## TASK STATEMENT:
Below you will find a set of lines. Repeat them all exactly.

## DATA PROVIDED:
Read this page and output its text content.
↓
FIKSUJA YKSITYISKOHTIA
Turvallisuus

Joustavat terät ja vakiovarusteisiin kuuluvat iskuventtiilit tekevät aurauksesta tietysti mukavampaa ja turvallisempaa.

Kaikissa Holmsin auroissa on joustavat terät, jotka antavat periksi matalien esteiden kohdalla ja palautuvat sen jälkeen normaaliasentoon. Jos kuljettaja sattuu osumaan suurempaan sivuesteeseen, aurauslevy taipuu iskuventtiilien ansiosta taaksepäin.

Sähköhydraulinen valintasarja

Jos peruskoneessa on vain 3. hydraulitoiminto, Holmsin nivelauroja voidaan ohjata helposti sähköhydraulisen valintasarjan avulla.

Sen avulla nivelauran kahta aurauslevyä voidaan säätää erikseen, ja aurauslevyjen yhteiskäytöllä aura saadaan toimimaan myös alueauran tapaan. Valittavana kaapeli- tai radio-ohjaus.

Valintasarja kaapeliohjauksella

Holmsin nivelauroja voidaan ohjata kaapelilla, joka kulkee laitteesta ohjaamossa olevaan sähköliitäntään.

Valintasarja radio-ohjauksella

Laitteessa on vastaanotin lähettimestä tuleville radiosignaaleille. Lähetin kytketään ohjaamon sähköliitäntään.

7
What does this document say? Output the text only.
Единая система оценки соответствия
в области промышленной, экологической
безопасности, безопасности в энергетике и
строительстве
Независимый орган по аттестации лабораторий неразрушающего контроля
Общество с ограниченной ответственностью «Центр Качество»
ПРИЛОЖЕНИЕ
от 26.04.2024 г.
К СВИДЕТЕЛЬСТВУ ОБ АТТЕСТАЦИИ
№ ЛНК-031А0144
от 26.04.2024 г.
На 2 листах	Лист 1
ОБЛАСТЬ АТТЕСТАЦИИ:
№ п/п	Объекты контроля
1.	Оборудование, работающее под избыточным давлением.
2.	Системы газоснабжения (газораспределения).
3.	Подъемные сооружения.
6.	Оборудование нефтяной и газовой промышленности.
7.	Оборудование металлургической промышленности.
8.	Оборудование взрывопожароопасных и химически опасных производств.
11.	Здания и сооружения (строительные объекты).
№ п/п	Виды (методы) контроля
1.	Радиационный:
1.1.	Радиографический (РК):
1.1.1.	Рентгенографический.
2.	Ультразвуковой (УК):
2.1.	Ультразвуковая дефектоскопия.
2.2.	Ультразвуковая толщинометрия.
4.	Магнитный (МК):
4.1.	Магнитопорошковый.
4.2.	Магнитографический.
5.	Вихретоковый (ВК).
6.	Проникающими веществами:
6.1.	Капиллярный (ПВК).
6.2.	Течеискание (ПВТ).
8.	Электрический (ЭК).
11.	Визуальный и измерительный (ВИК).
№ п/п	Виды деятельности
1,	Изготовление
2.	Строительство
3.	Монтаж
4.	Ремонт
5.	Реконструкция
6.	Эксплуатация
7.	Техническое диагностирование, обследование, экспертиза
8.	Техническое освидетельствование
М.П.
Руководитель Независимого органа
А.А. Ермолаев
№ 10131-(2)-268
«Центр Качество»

## RESULT OF THIS TASK:
Read this page and output its text content.
↓
FIKSUJA YKSITYISKOHTIA
Turvallisuus

Joustavat terät ja vakiovarusteisiin kuuluvat iskuventtiilit tekevät aurauksesta tietysti mukavampaa ja turvallisempaa.

Kaikissa Holmsin auroissa on joustavat terät, jotka antavat periksi matalien esteiden kohdalla ja palautuvat sen jälkeen normaaliasentoon. Jos kuljettaja sattuu osumaan suurempaan sivuesteeseen, aurauslevy taipuu iskuventtiilien ansiosta taaksepäin.

Sähköhydraulinen valintasarja

Jos peruskoneessa on vain 3. hydraulitoiminto, Holmsin nivelauroja voidaan ohjata helposti sähköhydraulisen valintasarjan avulla.

Sen avulla nivelauran kahta aurauslevyä voidaan säätää erikseen, ja aurauslevyjen yhteiskäytöllä aura saadaan toimimaan myös alueauran tapaan. Valittavana kaapeli- tai radio-ohjaus.

Valintasarja kaapeliohjauksella

Holmsin nivelauroja voidaan ohjata kaapelilla, joka kulkee laitteesta ohjaamossa olevaan sähköliitäntään.

Valintasarja radio-ohjauksella

Laitteessa on vastaanotin lähettimestä tuleville radiosignaaleille. Lähetin kytketään ohjaamon sähköliitäntään.

7
What does this document say? Output the text only.
Единая система оценки соответствия
в области промышленной, экологической
безопасности, безопасности в энергетике и
строительстве
Независимый орган по аттестации лабораторий неразрушающего контроля
Общество с ограниченной ответственностью «Центр Качество»
ПРИЛОЖЕНИЕ
от 26.04.2024 г.
К СВИДЕТЕЛЬСТВУ ОБ АТТЕСТАЦИИ
№ ЛНК-031А0144
от 26.04.2024 г.
На 2 листах	Лист 1
ОБЛАСТЬ АТТЕСТАЦИИ:
№ п/п	Объекты контроля
1.	Оборудование, работающее под избыточным давлением.
2.	Системы газоснабжения (газораспределения).
3.	Подъемные сооружения.
6.	Оборудование нефтяной и газовой промышленности.
7.	Оборудование металлургической промышленности.
8.	Оборудование взрывопожароопасных и химически опасных производств.
11.	Здания и сооружения (строительные объекты).
№ п/п	Виды (методы) контроля
1.	Радиационный:
1.1.	Радиографический (РК):
1.1.1.	Рентгенографический.
2.	Ультразвуковой (УК):
2.1.	Ультразвуковая дефектоскопия.
2.2.	Ультразвуковая толщинометрия.
4.	Магнитный (МК):
4.1.	Магнитопорошковый.
4.2.	Магнитографический.
5.	Вихретоковый (ВК).
6.	Проникающими веществами:
6.1.	Капиллярный (ПВК).
6.2.	Течеискание (ПВТ).
8.	Электрический (ЭК).
11.	Визуальный и измерительный (ВИК).
№ п/п	Виды деятельности
1,	Изготовление
2.	Строительство
3.	Монтаж
4.	Ремонт
5.	Реконструкция
6.	Эксплуатация
7.	Техническое диагностирование, обследование, экспертиза
8.	Техническое освидетельствование
М.П.
Руководитель Независимого органа
А.А. Ермолаев
№ 10131-(2)-268
«Центр Качество»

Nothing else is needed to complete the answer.